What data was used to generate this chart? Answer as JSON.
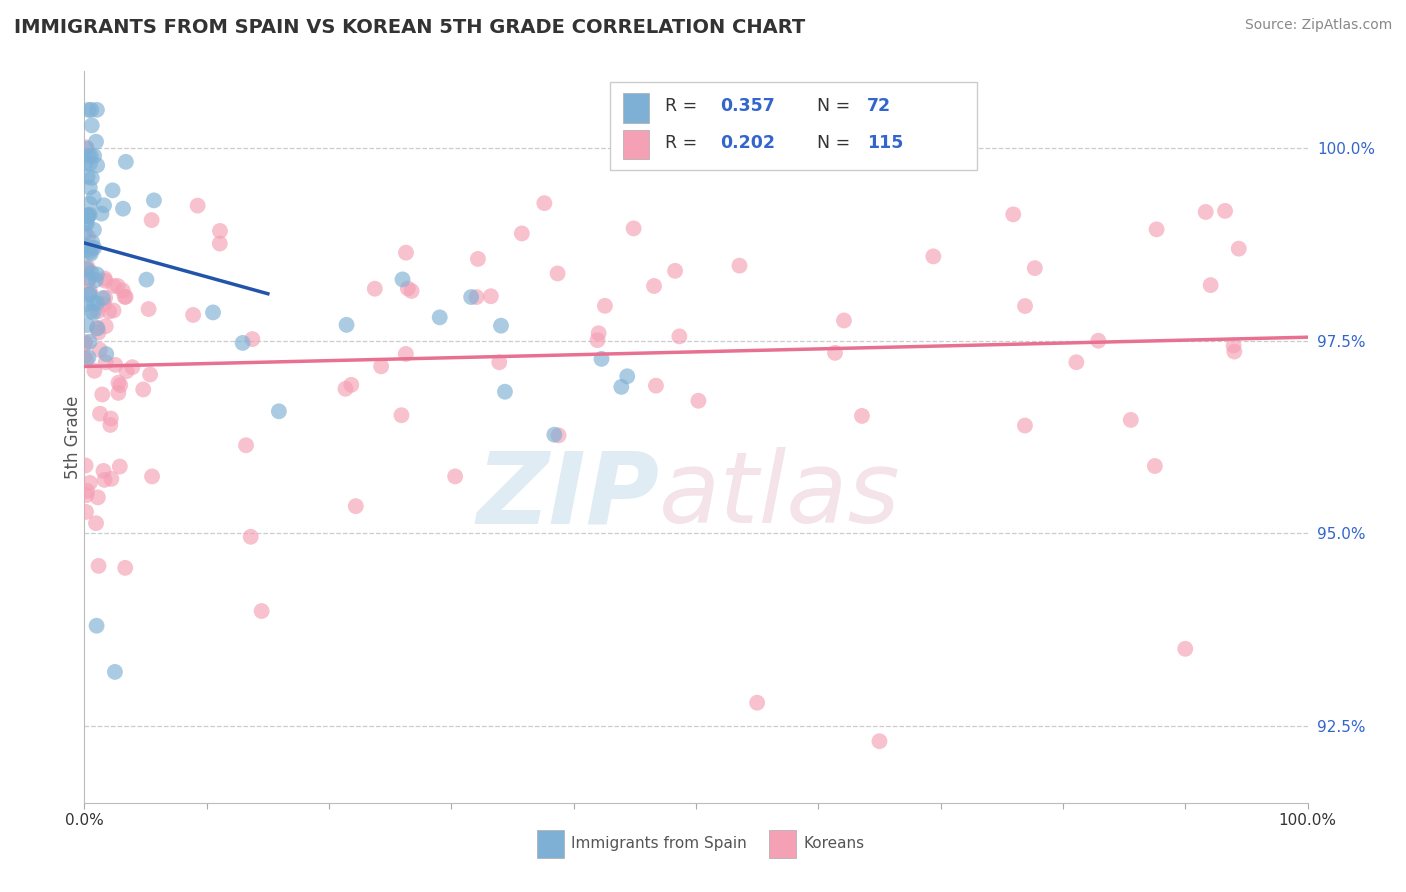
{
  "title": "IMMIGRANTS FROM SPAIN VS KOREAN 5TH GRADE CORRELATION CHART",
  "source": "Source: ZipAtlas.com",
  "ylabel": "5th Grade",
  "ytick_values": [
    92.5,
    95.0,
    97.5,
    100.0
  ],
  "xlim": [
    0.0,
    100.0
  ],
  "ylim": [
    91.5,
    101.0
  ],
  "legend_r1": "0.357",
  "legend_n1": "72",
  "legend_r2": "0.202",
  "legend_n2": "115",
  "blue_color": "#7EB0D5",
  "pink_color": "#F4A0B5",
  "blue_line_color": "#2255AA",
  "pink_line_color": "#E87090",
  "watermark_zip": "ZIP",
  "watermark_atlas": "atlas"
}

* * * *

Ignore the images and quote every line of the listing exactly.

What data was used to generate this chart? Answer as JSON.
{
  "title": "IMMIGRANTS FROM SPAIN VS KOREAN 5TH GRADE CORRELATION CHART",
  "source": "Source: ZipAtlas.com",
  "ylabel": "5th Grade",
  "ytick_values": [
    92.5,
    95.0,
    97.5,
    100.0
  ],
  "xlim": [
    0.0,
    100.0
  ],
  "ylim": [
    91.5,
    101.0
  ],
  "legend_r1": "0.357",
  "legend_n1": "72",
  "legend_r2": "0.202",
  "legend_n2": "115",
  "blue_color": "#7EB0D5",
  "pink_color": "#F4A0B5",
  "blue_line_color": "#2255AA",
  "pink_line_color": "#E87090",
  "watermark_zip": "ZIP",
  "watermark_atlas": "atlas"
}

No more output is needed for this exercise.